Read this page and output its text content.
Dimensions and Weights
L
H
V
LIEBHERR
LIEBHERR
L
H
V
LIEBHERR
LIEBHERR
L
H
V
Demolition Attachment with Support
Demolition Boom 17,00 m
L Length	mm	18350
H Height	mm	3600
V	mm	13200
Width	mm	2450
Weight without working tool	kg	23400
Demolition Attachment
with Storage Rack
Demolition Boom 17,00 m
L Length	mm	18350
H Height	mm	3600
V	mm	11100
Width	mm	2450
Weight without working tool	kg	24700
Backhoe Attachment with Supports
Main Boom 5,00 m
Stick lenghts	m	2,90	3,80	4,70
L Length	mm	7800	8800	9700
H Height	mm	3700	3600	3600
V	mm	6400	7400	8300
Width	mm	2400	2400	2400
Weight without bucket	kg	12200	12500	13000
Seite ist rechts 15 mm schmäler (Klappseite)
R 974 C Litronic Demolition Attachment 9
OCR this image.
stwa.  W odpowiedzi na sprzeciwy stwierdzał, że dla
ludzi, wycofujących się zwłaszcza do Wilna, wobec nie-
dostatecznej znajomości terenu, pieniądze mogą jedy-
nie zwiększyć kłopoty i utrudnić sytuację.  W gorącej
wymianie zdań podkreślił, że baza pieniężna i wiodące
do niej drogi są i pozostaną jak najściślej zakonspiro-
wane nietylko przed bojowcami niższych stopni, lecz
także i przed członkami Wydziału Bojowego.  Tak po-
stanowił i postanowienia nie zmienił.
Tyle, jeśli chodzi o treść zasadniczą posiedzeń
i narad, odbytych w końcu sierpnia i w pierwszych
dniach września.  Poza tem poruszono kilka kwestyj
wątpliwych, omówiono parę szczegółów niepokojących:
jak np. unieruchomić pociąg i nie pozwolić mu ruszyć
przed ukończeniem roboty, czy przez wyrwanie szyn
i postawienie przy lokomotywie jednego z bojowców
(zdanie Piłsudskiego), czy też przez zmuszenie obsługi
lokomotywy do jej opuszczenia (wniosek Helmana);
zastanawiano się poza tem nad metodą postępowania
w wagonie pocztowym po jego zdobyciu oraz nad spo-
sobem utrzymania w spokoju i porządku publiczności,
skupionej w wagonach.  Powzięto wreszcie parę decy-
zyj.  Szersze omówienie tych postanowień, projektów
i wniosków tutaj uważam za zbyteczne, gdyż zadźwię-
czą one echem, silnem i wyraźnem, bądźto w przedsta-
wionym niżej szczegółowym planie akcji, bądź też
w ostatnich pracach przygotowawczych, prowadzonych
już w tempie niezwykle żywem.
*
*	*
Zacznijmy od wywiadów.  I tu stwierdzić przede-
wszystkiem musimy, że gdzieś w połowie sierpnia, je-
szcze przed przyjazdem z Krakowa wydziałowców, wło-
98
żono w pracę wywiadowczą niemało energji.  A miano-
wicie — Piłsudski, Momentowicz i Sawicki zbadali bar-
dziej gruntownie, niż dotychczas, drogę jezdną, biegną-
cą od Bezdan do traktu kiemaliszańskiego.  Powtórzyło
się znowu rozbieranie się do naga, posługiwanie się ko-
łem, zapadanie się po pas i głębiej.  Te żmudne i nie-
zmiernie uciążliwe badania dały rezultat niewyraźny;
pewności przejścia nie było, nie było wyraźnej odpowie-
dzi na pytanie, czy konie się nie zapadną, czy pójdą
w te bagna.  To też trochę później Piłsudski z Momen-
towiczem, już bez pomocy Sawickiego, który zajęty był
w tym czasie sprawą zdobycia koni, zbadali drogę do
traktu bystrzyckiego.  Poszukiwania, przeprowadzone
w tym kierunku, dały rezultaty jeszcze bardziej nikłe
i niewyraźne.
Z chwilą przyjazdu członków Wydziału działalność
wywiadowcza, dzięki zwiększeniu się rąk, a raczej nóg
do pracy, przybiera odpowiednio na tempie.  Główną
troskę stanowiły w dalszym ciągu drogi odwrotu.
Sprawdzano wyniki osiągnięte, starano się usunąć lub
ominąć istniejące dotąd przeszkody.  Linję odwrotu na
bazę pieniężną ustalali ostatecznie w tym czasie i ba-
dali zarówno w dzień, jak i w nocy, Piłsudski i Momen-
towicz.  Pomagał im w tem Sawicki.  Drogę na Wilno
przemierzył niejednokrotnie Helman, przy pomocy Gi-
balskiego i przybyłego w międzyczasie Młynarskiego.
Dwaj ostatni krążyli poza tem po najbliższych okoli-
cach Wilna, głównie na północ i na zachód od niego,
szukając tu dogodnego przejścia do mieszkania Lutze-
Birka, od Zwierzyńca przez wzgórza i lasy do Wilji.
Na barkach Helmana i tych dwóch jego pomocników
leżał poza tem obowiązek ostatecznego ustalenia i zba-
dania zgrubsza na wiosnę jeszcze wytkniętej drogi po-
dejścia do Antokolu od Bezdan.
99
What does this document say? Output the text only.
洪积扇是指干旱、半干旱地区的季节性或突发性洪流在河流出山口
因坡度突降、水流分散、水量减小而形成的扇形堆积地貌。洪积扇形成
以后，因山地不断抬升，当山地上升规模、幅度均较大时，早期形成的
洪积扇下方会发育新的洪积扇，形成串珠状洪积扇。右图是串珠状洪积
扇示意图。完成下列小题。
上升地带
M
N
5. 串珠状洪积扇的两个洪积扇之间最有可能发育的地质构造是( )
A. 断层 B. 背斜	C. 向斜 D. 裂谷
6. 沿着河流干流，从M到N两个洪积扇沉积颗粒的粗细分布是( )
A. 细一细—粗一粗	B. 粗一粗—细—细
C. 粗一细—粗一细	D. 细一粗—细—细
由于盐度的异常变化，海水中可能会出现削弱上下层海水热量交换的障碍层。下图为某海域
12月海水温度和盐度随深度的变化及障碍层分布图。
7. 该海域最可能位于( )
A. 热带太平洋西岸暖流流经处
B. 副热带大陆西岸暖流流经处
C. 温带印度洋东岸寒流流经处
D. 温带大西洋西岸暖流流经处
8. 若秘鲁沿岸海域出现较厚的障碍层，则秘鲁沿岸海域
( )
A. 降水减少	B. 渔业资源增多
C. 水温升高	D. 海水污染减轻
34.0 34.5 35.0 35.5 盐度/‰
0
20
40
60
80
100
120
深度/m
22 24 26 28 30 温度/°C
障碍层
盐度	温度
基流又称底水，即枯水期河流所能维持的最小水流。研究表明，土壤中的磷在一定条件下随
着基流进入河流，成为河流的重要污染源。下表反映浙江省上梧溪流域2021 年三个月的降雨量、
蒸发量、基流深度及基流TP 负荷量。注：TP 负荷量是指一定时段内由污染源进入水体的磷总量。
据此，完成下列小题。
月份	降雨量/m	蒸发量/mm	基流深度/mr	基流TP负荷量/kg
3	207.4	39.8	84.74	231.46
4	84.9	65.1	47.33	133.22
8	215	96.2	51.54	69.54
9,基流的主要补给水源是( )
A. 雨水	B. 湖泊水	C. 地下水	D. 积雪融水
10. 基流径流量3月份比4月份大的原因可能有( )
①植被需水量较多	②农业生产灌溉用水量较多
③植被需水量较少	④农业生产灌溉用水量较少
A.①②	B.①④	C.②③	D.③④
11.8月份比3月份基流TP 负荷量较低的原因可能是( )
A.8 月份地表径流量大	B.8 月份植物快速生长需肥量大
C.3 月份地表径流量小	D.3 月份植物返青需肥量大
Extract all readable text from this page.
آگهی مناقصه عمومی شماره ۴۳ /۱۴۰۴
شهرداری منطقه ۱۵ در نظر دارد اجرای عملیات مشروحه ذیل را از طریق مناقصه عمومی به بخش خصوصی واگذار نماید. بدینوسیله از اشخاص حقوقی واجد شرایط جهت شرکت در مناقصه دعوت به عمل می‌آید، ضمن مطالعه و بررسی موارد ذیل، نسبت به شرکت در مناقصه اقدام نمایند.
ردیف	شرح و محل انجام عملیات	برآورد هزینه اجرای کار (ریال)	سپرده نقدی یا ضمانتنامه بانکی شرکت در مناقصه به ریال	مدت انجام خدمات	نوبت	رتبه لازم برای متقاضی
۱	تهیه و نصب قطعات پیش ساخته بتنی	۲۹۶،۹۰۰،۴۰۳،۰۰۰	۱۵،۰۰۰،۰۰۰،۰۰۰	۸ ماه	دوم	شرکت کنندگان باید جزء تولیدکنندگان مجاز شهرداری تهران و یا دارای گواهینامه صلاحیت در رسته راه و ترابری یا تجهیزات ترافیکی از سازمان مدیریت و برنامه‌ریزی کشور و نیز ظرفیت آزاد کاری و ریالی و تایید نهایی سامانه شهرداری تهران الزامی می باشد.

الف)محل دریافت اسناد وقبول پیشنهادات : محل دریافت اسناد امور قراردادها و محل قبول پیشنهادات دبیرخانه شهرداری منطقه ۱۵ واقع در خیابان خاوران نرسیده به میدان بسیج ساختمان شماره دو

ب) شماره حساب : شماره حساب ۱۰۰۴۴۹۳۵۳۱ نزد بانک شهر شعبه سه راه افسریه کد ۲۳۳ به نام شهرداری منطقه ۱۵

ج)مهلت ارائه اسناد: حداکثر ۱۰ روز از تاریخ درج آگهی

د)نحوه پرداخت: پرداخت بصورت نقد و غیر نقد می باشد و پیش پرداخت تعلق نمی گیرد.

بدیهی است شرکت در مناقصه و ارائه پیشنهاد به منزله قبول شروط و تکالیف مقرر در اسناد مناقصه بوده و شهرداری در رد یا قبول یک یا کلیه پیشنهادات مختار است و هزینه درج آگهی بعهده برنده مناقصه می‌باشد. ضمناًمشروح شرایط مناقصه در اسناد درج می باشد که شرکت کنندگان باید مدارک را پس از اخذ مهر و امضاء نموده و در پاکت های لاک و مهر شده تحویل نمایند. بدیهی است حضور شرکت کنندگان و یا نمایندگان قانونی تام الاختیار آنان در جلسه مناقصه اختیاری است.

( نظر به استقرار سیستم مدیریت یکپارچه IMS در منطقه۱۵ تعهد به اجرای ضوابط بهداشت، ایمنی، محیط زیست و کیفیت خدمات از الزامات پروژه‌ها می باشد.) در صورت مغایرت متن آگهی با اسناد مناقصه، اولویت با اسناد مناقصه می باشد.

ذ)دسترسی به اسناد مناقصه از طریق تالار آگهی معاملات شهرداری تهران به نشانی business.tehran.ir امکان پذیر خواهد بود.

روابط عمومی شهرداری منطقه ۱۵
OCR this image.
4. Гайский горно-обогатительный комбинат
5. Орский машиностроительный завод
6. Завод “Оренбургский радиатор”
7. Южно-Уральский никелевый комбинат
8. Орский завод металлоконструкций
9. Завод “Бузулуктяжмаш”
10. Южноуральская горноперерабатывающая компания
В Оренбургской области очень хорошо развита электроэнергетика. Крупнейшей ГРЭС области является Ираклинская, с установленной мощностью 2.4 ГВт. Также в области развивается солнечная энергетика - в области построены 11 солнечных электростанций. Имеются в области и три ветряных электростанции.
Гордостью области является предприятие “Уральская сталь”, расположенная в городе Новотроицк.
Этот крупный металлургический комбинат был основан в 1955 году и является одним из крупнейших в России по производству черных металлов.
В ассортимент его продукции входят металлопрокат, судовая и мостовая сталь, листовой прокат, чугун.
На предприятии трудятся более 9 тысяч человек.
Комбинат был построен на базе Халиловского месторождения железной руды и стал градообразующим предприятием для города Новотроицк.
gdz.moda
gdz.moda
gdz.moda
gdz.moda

## WHAT YOU HAVE TO DO
How many lines of these entries contain the string "Bezdan"? Reply with the number alone.

## CORRECT OUTPUT
2